> _What this exercise asks_
A. Please transcribe the House debate passage starting with "(a) spend half" and going on through "and rental crisis.".
B. Write the next part of the House debate, picking up right after its final sentence.

> _Extracted text_
House debates

Monday, 22 May 2023

Private Members' Business


10:57 am

Photo of Stephen BatesStephen Bates (Brisbane, Australian Greens) Share this | Hansard source

I move:

That this House:

(1) notes that in the budget the Government chose to:

(a) spend half a trillion dollars on Stage 3 tax cuts for the wealthy, handouts for wealthy property investors, handouts for fossil fuel corporations, and nuclear submarines; and

(b) not adequately address the cost-of-living pressures people are facing; and

(2) calls on the Government to lift people out of poverty by raising JobSeeker above the poverty line, wiping student debt, and taking urgent action to address the housing and rental crisis.

We hear constantly from the government that this budget was about making hard choices and about showing restraint, but that narrative is not universal—it does not apply to everyone. This budget applies the rule and expectation of restraint and hard choices to working people but an entirely different set of rules and expectations to the mega wealthy and multinational corporations. When working- and middle-class Australians ask for the government to have their back, the government immediately employs the narrative of restraint, which is completely disconnected from the reality that people are facing.

This government tells us that it can't lift JobSeeker or youth allowance above the poverty line to $88 a day because it needs to tackle inflation and it has to be fiscally responsible, but the reality is that inflation is being driven by price gouging and corporate profiteering, and not by the incomes of workers and the lowest-paid people in our country. The reality is that 69 per cent of additional inflation in Australia has been caused by excess corporate profits, while labour costs account for just 18 per cent. The reality is that people across this country are struggling to put food on the table or a safe roof over the heads of their children.

> _Excerpted data_

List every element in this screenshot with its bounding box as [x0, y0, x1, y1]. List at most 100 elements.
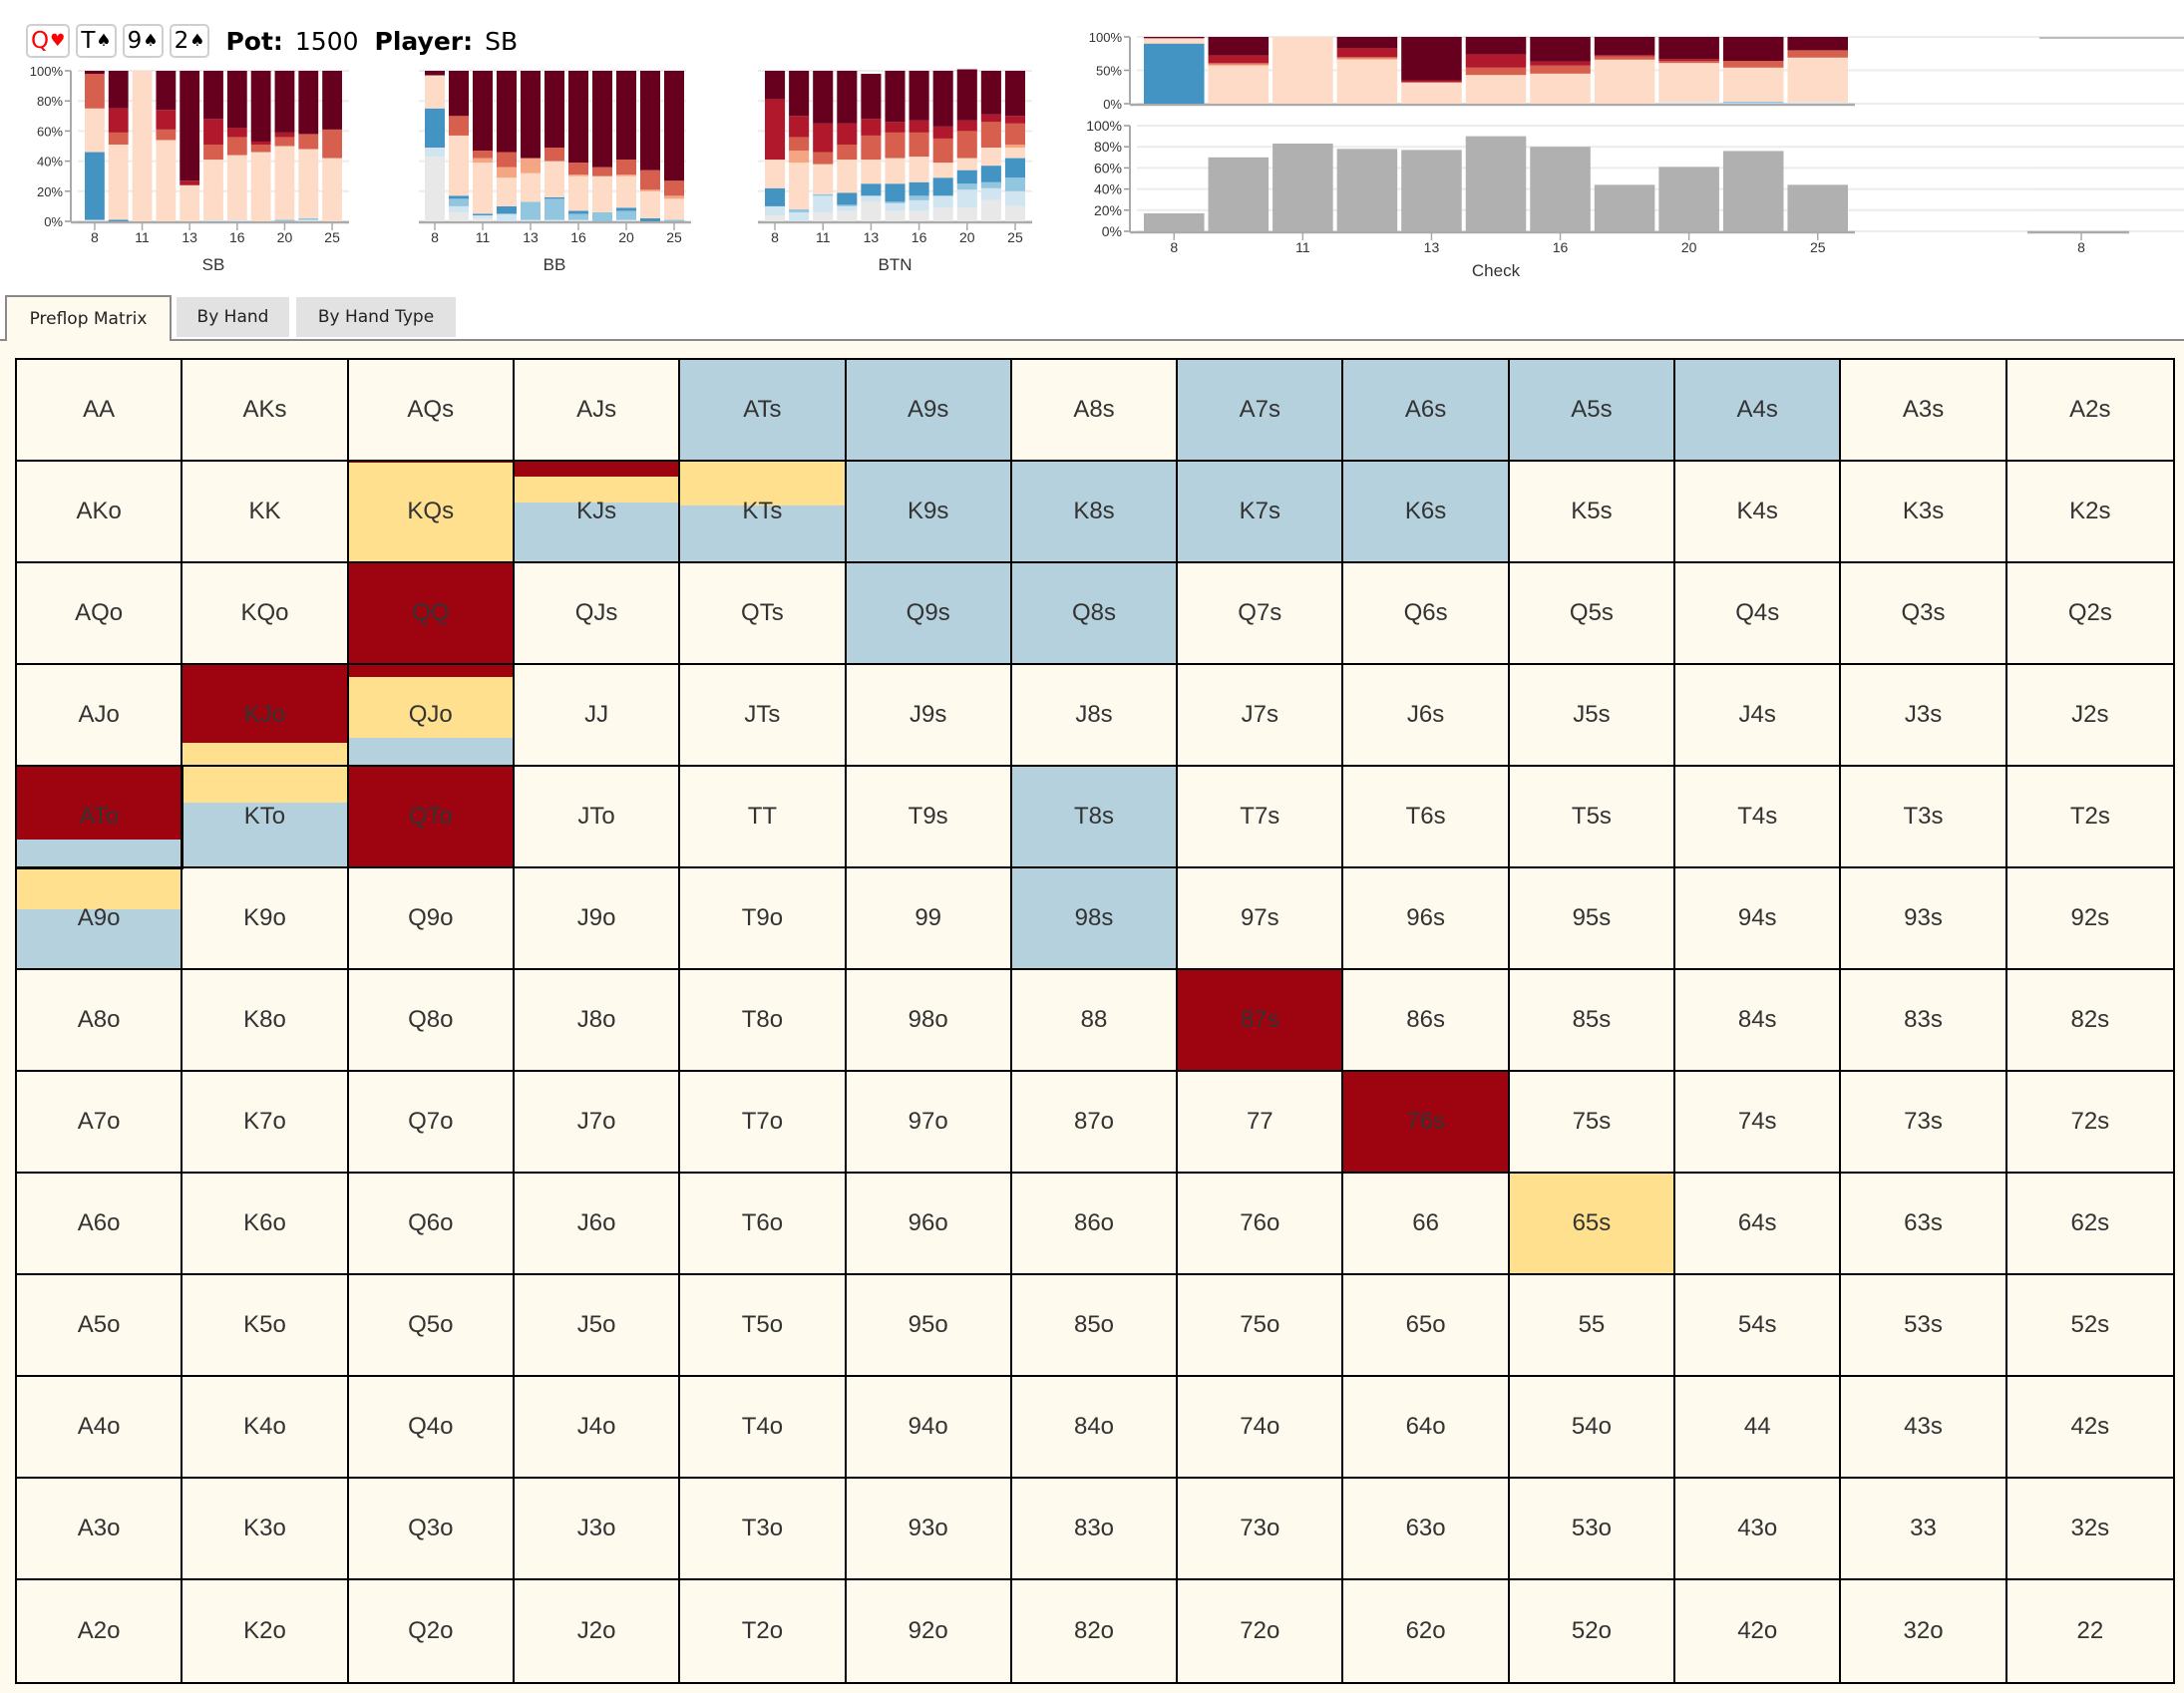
- hand-cell-Q3o[interactable]: Q3o: [348, 1479, 515, 1580]
- hand-cell-TT[interactable]: TT: [680, 767, 847, 868]
- hand-cell-98o[interactable]: 98o: [846, 970, 1012, 1072]
- hand-cell-94s[interactable]: 94s: [1675, 868, 1842, 970]
- hand-cell-A9o[interactable]: A9o: [17, 868, 183, 970]
- hand-cell-77[interactable]: 77: [1178, 1072, 1344, 1174]
- hand-cell-KTs[interactable]: KTs: [680, 462, 847, 563]
- hand-cell-ATs[interactable]: ATs: [680, 360, 847, 462]
- hand-cell-66[interactable]: 66: [1343, 1174, 1510, 1275]
- hand-cell-Q8o[interactable]: Q8o: [348, 970, 515, 1072]
- hand-cell-86o[interactable]: 86o: [1011, 1174, 1179, 1275]
- hand-cell-ATo[interactable]: ATo: [15, 766, 184, 869]
- hand-cell-Q9s[interactable]: Q9s: [846, 563, 1012, 665]
- hand-cell-82s[interactable]: 82s: [2006, 970, 2173, 1072]
- hand-cell-T6o[interactable]: T6o: [680, 1174, 847, 1275]
- hand-cell-A9s[interactable]: A9s: [846, 360, 1012, 462]
- hand-cell-KK[interactable]: KK: [182, 462, 349, 563]
- hand-cell-T2s[interactable]: T2s: [2006, 767, 2173, 868]
- hand-cell-JTo[interactable]: JTo: [514, 767, 681, 868]
- hand-cell-A8o[interactable]: A8o: [17, 970, 183, 1072]
- hand-cell-A6o[interactable]: A6o: [17, 1174, 183, 1275]
- hand-cell-92o[interactable]: 92o: [846, 1580, 1012, 1682]
- hand-cell-K5s[interactable]: K5s: [1509, 462, 1676, 563]
- hand-cell-K7o[interactable]: K7o: [182, 1072, 349, 1174]
- hand-cell-T4o[interactable]: T4o: [680, 1377, 847, 1479]
- hand-cell-86s[interactable]: 86s: [1343, 970, 1510, 1072]
- hand-cell-93s[interactable]: 93s: [1841, 868, 2007, 970]
- hand-cell-QTo[interactable]: QTo: [348, 767, 515, 868]
- hand-cell-J2s[interactable]: J2s: [2006, 665, 2173, 767]
- hand-cell-96o[interactable]: 96o: [846, 1174, 1012, 1275]
- hand-cell-74o[interactable]: 74o: [1178, 1377, 1344, 1479]
- hand-cell-J9o[interactable]: J9o: [514, 868, 681, 970]
- hand-cell-76s[interactable]: 76s: [1343, 1072, 1510, 1174]
- hand-cell-43o[interactable]: 43o: [1675, 1479, 1842, 1580]
- hand-cell-A3s[interactable]: A3s: [1841, 360, 2007, 462]
- hand-cell-85o[interactable]: 85o: [1011, 1275, 1179, 1377]
- hand-cell-Q4o[interactable]: Q4o: [348, 1377, 515, 1479]
- hand-cell-J4o[interactable]: J4o: [514, 1377, 681, 1479]
- tab-preflop-matrix[interactable]: Preflop Matrix: [5, 295, 172, 341]
- hand-cell-AKs[interactable]: AKs: [182, 360, 349, 462]
- hand-cell-Q6o[interactable]: Q6o: [348, 1174, 515, 1275]
- hand-cell-A5o[interactable]: A5o: [17, 1275, 183, 1377]
- hand-cell-84s[interactable]: 84s: [1675, 970, 1842, 1072]
- hand-cell-98s[interactable]: 98s: [1011, 868, 1179, 970]
- hand-cell-K8s[interactable]: K8s: [1011, 462, 1179, 563]
- hand-cell-84o[interactable]: 84o: [1011, 1377, 1179, 1479]
- hand-cell-A2o[interactable]: A2o: [17, 1580, 183, 1682]
- hand-cell-J5o[interactable]: J5o: [514, 1275, 681, 1377]
- hand-cell-K5o[interactable]: K5o: [182, 1275, 349, 1377]
- hand-cell-75o[interactable]: 75o: [1178, 1275, 1344, 1377]
- hand-cell-96s[interactable]: 96s: [1343, 868, 1510, 970]
- hand-cell-A5s[interactable]: A5s: [1509, 360, 1676, 462]
- hand-cell-QTs[interactable]: QTs: [680, 563, 847, 665]
- hand-cell-83o[interactable]: 83o: [1011, 1479, 1179, 1580]
- hand-cell-T9o[interactable]: T9o: [680, 868, 847, 970]
- hand-cell-J3s[interactable]: J3s: [1841, 665, 2007, 767]
- hand-cell-AJs[interactable]: AJs: [514, 360, 681, 462]
- hand-cell-T7o[interactable]: T7o: [680, 1072, 847, 1174]
- hand-cell-AJo[interactable]: AJo: [17, 665, 183, 767]
- hand-cell-K7s[interactable]: K7s: [1178, 462, 1344, 563]
- hand-cell-J7o[interactable]: J7o: [514, 1072, 681, 1174]
- hand-cell-J2o[interactable]: J2o: [514, 1580, 681, 1682]
- hand-cell-J8o[interactable]: J8o: [514, 970, 681, 1072]
- hand-cell-63s[interactable]: 63s: [1841, 1174, 2007, 1275]
- hand-cell-64o[interactable]: 64o: [1343, 1377, 1510, 1479]
- hand-cell-K8o[interactable]: K8o: [182, 970, 349, 1072]
- hand-cell-J6o[interactable]: J6o: [514, 1174, 681, 1275]
- hand-cell-T6s[interactable]: T6s: [1343, 767, 1510, 868]
- hand-cell-82o[interactable]: 82o: [1011, 1580, 1179, 1682]
- hand-cell-Q7s[interactable]: Q7s: [1178, 563, 1344, 665]
- hand-cell-62o[interactable]: 62o: [1343, 1580, 1510, 1682]
- hand-cell-AA[interactable]: AA: [17, 360, 183, 462]
- hand-cell-32o[interactable]: 32o: [1841, 1580, 2007, 1682]
- hand-cell-72o[interactable]: 72o: [1178, 1580, 1344, 1682]
- hand-cell-32s[interactable]: 32s: [2006, 1479, 2173, 1580]
- hand-cell-Q5o[interactable]: Q5o: [348, 1275, 515, 1377]
- hand-cell-Q2s[interactable]: Q2s: [2006, 563, 2173, 665]
- hand-cell-A4o[interactable]: A4o: [17, 1377, 183, 1479]
- hand-cell-T3s[interactable]: T3s: [1841, 767, 2007, 868]
- hand-cell-A6s[interactable]: A6s: [1343, 360, 1510, 462]
- hand-cell-53s[interactable]: 53s: [1841, 1275, 2007, 1377]
- hand-cell-97s[interactable]: 97s: [1178, 868, 1344, 970]
- hand-cell-K2o[interactable]: K2o: [182, 1580, 349, 1682]
- hand-cell-Q5s[interactable]: Q5s: [1509, 563, 1676, 665]
- hand-cell-J9s[interactable]: J9s: [846, 665, 1012, 767]
- hand-cell-JTs[interactable]: JTs: [680, 665, 847, 767]
- hand-cell-KJs[interactable]: KJs: [514, 462, 681, 563]
- hand-cell-88[interactable]: 88: [1011, 970, 1179, 1072]
- hand-cell-A2s[interactable]: A2s: [2006, 360, 2173, 462]
- hand-cell-T2o[interactable]: T2o: [680, 1580, 847, 1682]
- hand-cell-22[interactable]: 22: [2006, 1580, 2173, 1682]
- hand-cell-A7o[interactable]: A7o: [17, 1072, 183, 1174]
- hand-cell-K3o[interactable]: K3o: [182, 1479, 349, 1580]
- hand-cell-42s[interactable]: 42s: [2006, 1377, 2173, 1479]
- hand-cell-54o[interactable]: 54o: [1509, 1377, 1676, 1479]
- hand-cell-T3o[interactable]: T3o: [680, 1479, 847, 1580]
- hand-cell-J7s[interactable]: J7s: [1178, 665, 1344, 767]
- hand-cell-T4s[interactable]: T4s: [1675, 767, 1842, 868]
- hand-cell-72s[interactable]: 72s: [2006, 1072, 2173, 1174]
- hand-cell-K9s[interactable]: K9s: [846, 462, 1012, 563]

> _Results of the tasks_
A.
(a) spend half a trillion dollars on Stage 3 tax cuts for the wealthy, handouts for wealthy property investors, handouts for fossil fuel corporations, and nuclear submarines; and

(b) not adequately address the cost-of-living pressures people are facing; and

(2) calls on the Government to lift people out of poverty by raising JobSeeker above the poverty line, wiping student debt, and taking urgent action to address the housing and rental crisis.

B.
This government acknowledges that, yes, there is a housing crisis and, yes, most people on income support are spending more than 80 per cent of their payments on rent, but the most this government can do is propose a measly $8 a week increase in Commonwealth rent assistance. The reality is that in my electorate of Brisbane 53.5 per cent of people rent their homes, and rents have increased by 23.5 per cent in the past 12 months alone. When the average rent has increased by $135 a week in my electorate, $8 per week won't even cover six per cent of that increase.

With this budget the government tells us that the student debt system works perfectly fine and that there are no issues with the fact that student debts will be indexed at 7.1 per cent this year, which equates to an increase of about $2,840 on a HECS debt of $40,000. The reality is that this government will reap more money from increasing the debt burden of thousands of students this year than it will from taxing the profits of oil and gas companies. In this budget, the government tells us that they must curb the growth of the NDIS. The reality is that too many disabled people are not able to get the support they need to live a good life. The reality is that this government is more willing to hand over $41 billion of subsidies to the fossil fuel industry and $9,000 in tax cuts for the wealthy this year than it is to support those in our country who most need it.

This government has made it clear with this budget that they are uninterested in standing up for the needs of the average Australian. I hear constantly from people out there in the community that our economic system is broken—that it is not functioning for the benefit of working people but rather is being rigged in favour of those with the wealth and power to buy favourable policy outcomes.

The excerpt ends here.